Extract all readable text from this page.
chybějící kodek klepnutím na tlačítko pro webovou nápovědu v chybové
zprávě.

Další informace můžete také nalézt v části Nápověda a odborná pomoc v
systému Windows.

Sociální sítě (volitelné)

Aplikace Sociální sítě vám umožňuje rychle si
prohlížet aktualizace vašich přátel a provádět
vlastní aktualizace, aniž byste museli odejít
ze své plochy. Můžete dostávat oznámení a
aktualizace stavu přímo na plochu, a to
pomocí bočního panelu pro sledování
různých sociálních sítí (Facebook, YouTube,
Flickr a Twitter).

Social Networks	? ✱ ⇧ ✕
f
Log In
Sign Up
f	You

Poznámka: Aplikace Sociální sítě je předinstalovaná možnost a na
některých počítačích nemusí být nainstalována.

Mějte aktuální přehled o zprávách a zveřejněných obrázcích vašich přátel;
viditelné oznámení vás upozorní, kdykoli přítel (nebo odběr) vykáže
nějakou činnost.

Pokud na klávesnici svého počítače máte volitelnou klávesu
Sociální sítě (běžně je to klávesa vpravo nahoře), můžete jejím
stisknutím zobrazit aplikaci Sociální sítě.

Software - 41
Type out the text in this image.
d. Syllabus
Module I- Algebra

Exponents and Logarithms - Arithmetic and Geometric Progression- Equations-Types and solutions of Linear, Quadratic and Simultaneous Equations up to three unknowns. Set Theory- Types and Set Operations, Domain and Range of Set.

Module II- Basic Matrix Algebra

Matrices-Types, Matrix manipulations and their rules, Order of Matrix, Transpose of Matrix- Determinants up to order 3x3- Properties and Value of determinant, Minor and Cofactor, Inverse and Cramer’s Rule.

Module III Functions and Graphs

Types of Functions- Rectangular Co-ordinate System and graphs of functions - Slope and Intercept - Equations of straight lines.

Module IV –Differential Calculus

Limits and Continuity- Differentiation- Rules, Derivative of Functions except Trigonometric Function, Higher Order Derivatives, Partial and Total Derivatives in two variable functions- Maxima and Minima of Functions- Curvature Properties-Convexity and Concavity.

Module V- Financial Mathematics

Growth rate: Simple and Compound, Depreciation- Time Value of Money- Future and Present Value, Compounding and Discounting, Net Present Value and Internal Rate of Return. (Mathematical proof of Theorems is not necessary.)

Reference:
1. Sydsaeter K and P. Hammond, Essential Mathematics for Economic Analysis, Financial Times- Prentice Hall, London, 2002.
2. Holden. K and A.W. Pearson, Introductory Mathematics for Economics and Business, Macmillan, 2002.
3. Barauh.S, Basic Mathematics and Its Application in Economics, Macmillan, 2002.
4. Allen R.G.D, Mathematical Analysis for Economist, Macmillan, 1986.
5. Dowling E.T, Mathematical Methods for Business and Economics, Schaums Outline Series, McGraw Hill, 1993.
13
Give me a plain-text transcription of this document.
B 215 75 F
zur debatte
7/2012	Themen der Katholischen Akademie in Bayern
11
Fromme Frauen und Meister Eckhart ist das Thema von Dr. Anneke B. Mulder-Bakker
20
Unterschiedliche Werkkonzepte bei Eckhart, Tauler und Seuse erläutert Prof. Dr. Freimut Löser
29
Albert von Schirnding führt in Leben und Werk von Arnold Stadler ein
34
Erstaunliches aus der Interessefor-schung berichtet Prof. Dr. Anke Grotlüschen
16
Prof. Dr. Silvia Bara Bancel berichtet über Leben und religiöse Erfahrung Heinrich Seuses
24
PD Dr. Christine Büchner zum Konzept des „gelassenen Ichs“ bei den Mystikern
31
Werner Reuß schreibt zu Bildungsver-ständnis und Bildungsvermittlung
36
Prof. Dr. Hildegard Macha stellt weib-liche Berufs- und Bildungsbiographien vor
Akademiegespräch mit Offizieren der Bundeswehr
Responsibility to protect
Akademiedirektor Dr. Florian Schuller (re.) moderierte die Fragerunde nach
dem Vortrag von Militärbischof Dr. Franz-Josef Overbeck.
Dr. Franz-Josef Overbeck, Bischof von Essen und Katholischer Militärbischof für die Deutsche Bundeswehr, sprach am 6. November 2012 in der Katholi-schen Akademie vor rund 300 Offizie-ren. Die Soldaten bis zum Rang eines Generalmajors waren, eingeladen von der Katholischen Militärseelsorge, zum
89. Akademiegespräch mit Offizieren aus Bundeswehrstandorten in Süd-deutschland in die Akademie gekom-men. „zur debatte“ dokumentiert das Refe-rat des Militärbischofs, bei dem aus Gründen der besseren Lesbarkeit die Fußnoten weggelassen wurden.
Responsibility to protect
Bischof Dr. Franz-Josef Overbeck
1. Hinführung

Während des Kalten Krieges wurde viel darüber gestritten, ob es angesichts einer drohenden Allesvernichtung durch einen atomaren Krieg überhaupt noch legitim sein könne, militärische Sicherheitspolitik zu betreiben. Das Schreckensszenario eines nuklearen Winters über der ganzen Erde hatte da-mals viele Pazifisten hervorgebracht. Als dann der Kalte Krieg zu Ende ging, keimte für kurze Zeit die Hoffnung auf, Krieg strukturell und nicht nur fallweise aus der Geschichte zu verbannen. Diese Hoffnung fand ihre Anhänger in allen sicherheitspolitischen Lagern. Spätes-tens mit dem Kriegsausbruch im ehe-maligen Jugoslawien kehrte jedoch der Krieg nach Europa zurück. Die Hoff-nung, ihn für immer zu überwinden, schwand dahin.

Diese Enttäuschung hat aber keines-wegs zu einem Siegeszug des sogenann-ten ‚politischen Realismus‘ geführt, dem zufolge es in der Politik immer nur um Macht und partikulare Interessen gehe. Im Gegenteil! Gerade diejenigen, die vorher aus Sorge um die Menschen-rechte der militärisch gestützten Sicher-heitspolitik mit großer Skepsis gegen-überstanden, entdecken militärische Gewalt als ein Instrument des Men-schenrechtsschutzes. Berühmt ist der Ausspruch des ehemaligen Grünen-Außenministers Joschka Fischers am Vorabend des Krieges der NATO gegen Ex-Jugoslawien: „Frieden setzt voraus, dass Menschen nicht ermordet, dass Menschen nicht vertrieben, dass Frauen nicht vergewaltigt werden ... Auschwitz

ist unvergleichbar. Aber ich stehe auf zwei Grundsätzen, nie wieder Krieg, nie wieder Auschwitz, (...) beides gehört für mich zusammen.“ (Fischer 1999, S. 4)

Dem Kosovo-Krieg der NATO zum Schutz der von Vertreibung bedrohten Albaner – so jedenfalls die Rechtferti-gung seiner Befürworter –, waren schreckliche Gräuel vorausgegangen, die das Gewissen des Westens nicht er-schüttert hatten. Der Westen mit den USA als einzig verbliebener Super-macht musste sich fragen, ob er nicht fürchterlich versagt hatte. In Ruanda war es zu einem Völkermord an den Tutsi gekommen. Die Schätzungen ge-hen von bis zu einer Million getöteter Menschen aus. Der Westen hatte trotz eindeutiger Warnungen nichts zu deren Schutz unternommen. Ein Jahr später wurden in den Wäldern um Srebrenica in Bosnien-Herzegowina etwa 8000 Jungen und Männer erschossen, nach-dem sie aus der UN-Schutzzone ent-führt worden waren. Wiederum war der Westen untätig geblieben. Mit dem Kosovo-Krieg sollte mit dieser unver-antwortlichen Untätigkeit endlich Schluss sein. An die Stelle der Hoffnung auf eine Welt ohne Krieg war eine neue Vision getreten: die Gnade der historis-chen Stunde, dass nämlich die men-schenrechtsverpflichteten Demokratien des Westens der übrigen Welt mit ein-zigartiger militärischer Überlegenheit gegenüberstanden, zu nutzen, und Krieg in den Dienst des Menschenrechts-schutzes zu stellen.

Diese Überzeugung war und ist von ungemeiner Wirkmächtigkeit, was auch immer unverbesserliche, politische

⁂

Stated goal
Extract each line of the listing above, copying it word for word.

Solved exercise
Extract all readable text from this page.
chybějící kodek klepnutím na tlačítko pro webovou nápovědu v chybové
zprávě.

Další informace můžete také nalézt v části Nápověda a odborná pomoc v
systému Windows.

Sociální sítě (volitelné)

Aplikace Sociální sítě vám umožňuje rychle si
prohlížet aktualizace vašich přátel a provádět
vlastní aktualizace, aniž byste museli odejít
ze své plochy. Můžete dostávat oznámení a
aktualizace stavu přímo na plochu, a to
pomocí bočního panelu pro sledování
různých sociálních sítí (Facebook, YouTube,
Flickr a Twitter).

Social Networks	? ✱ ⇧ ✕
f
Log In
Sign Up
f	You

Poznámka: Aplikace Sociální sítě je předinstalovaná možnost a na
některých počítačích nemusí být nainstalována.

Mějte aktuální přehled o zprávách a zveřejněných obrázcích vašich přátel;
viditelné oznámení vás upozorní, kdykoli přítel (nebo odběr) vykáže
nějakou činnost.

Pokud na klávesnici svého počítače máte volitelnou klávesu
Sociální sítě (běžně je to klávesa vpravo nahoře), můžete jejím
stisknutím zobrazit aplikaci Sociální sítě.

Software - 41
Type out the text in this image.
d. Syllabus
Module I- Algebra

Exponents and Logarithms - Arithmetic and Geometric Progression- Equations-Types and solutions of Linear, Quadratic and Simultaneous Equations up to three unknowns. Set Theory- Types and Set Operations, Domain and Range of Set.

Module II- Basic Matrix Algebra

Matrices-Types, Matrix manipulations and their rules, Order of Matrix, Transpose of Matrix- Determinants up to order 3x3- Properties and Value of determinant, Minor and Cofactor, Inverse and Cramer’s Rule.

Module III Functions and Graphs

Types of Functions- Rectangular Co-ordinate System and graphs of functions - Slope and Intercept - Equations of straight lines.

Module IV –Differential Calculus

Limits and Continuity- Differentiation- Rules, Derivative of Functions except Trigonometric Function, Higher Order Derivatives, Partial and Total Derivatives in two variable functions- Maxima and Minima of Functions- Curvature Properties-Convexity and Concavity.

Module V- Financial Mathematics

Growth rate: Simple and Compound, Depreciation- Time Value of Money- Future and Present Value, Compounding and Discounting, Net Present Value and Internal Rate of Return. (Mathematical proof of Theorems is not necessary.)

Reference:
1. Sydsaeter K and P. Hammond, Essential Mathematics for Economic Analysis, Financial Times- Prentice Hall, London, 2002.
2. Holden. K and A.W. Pearson, Introductory Mathematics for Economics and Business, Macmillan, 2002.
3. Barauh.S, Basic Mathematics and Its Application in Economics, Macmillan, 2002.
4. Allen R.G.D, Mathematical Analysis for Economist, Macmillan, 1986.
5. Dowling E.T, Mathematical Methods for Business and Economics, Schaums Outline Series, McGraw Hill, 1993.
13
Give me a plain-text transcription of this document.
B 215 75 F
zur debatte
7/2012	Themen der Katholischen Akademie in Bayern
11
Fromme Frauen und Meister Eckhart ist das Thema von Dr. Anneke B. Mulder-Bakker
20
Unterschiedliche Werkkonzepte bei Eckhart, Tauler und Seuse erläutert Prof. Dr. Freimut Löser
29
Albert von Schirnding führt in Leben und Werk von Arnold Stadler ein
34
Erstaunliches aus der Interessefor-schung berichtet Prof. Dr. Anke Grotlüschen
16
Prof. Dr. Silvia Bara Bancel berichtet über Leben und religiöse Erfahrung Heinrich Seuses
24
PD Dr. Christine Büchner zum Konzept des „gelassenen Ichs“ bei den Mystikern
31
Werner Reuß schreibt zu Bildungsver-ständnis und Bildungsvermittlung
36
Prof. Dr. Hildegard Macha stellt weib-liche Berufs- und Bildungsbiographien vor
Akademiegespräch mit Offizieren der Bundeswehr
Responsibility to protect
Akademiedirektor Dr. Florian Schuller (re.) moderierte die Fragerunde nach
dem Vortrag von Militärbischof Dr. Franz-Josef Overbeck.
Dr. Franz-Josef Overbeck, Bischof von Essen und Katholischer Militärbischof für die Deutsche Bundeswehr, sprach am 6. November 2012 in der Katholi-schen Akademie vor rund 300 Offizie-ren. Die Soldaten bis zum Rang eines Generalmajors waren, eingeladen von der Katholischen Militärseelsorge, zum
89. Akademiegespräch mit Offizieren aus Bundeswehrstandorten in Süd-deutschland in die Akademie gekom-men. „zur debatte“ dokumentiert das Refe-rat des Militärbischofs, bei dem aus Gründen der besseren Lesbarkeit die Fußnoten weggelassen wurden.
Responsibility to protect
Bischof Dr. Franz-Josef Overbeck
1. Hinführung

Während des Kalten Krieges wurde viel darüber gestritten, ob es angesichts einer drohenden Allesvernichtung durch einen atomaren Krieg überhaupt noch legitim sein könne, militärische Sicherheitspolitik zu betreiben. Das Schreckensszenario eines nuklearen Winters über der ganzen Erde hatte da-mals viele Pazifisten hervorgebracht. Als dann der Kalte Krieg zu Ende ging, keimte für kurze Zeit die Hoffnung auf, Krieg strukturell und nicht nur fallweise aus der Geschichte zu verbannen. Diese Hoffnung fand ihre Anhänger in allen sicherheitspolitischen Lagern. Spätes-tens mit dem Kriegsausbruch im ehe-maligen Jugoslawien kehrte jedoch der Krieg nach Europa zurück. Die Hoff-nung, ihn für immer zu überwinden, schwand dahin.

Diese Enttäuschung hat aber keines-wegs zu einem Siegeszug des sogenann-ten ‚politischen Realismus‘ geführt, dem zufolge es in der Politik immer nur um Macht und partikulare Interessen gehe. Im Gegenteil! Gerade diejenigen, die vorher aus Sorge um die Menschen-rechte der militärisch gestützten Sicher-heitspolitik mit großer Skepsis gegen-überstanden, entdecken militärische Gewalt als ein Instrument des Men-schenrechtsschutzes. Berühmt ist der Ausspruch des ehemaligen Grünen-Außenministers Joschka Fischers am Vorabend des Krieges der NATO gegen Ex-Jugoslawien: „Frieden setzt voraus, dass Menschen nicht ermordet, dass Menschen nicht vertrieben, dass Frauen nicht vergewaltigt werden ... Auschwitz

ist unvergleichbar. Aber ich stehe auf zwei Grundsätzen, nie wieder Krieg, nie wieder Auschwitz, (...) beides gehört für mich zusammen.“ (Fischer 1999, S. 4)

Dem Kosovo-Krieg der NATO zum Schutz der von Vertreibung bedrohten Albaner – so jedenfalls die Rechtferti-gung seiner Befürworter –, waren schreckliche Gräuel vorausgegangen, die das Gewissen des Westens nicht er-schüttert hatten. Der Westen mit den USA als einzig verbliebener Super-macht musste sich fragen, ob er nicht fürchterlich versagt hatte. In Ruanda war es zu einem Völkermord an den Tutsi gekommen. Die Schätzungen ge-hen von bis zu einer Million getöteter Menschen aus. Der Westen hatte trotz eindeutiger Warnungen nichts zu deren Schutz unternommen. Ein Jahr später wurden in den Wäldern um Srebrenica in Bosnien-Herzegowina etwa 8000 Jungen und Männer erschossen, nach-dem sie aus der UN-Schutzzone ent-führt worden waren. Wiederum war der Westen untätig geblieben. Mit dem Kosovo-Krieg sollte mit dieser unver-antwortlichen Untätigkeit endlich Schluss sein. An die Stelle der Hoffnung auf eine Welt ohne Krieg war eine neue Vision getreten: die Gnade der historis-chen Stunde, dass nämlich die men-schenrechtsverpflichteten Demokratien des Westens der übrigen Welt mit ein-zigartiger militärischer Überlegenheit gegenüberstanden, zu nutzen, und Krieg in den Dienst des Menschenrechts-schutzes zu stellen.

Diese Überzeugung war und ist von ungemeiner Wirkmächtigkeit, was auch immer unverbesserliche, politische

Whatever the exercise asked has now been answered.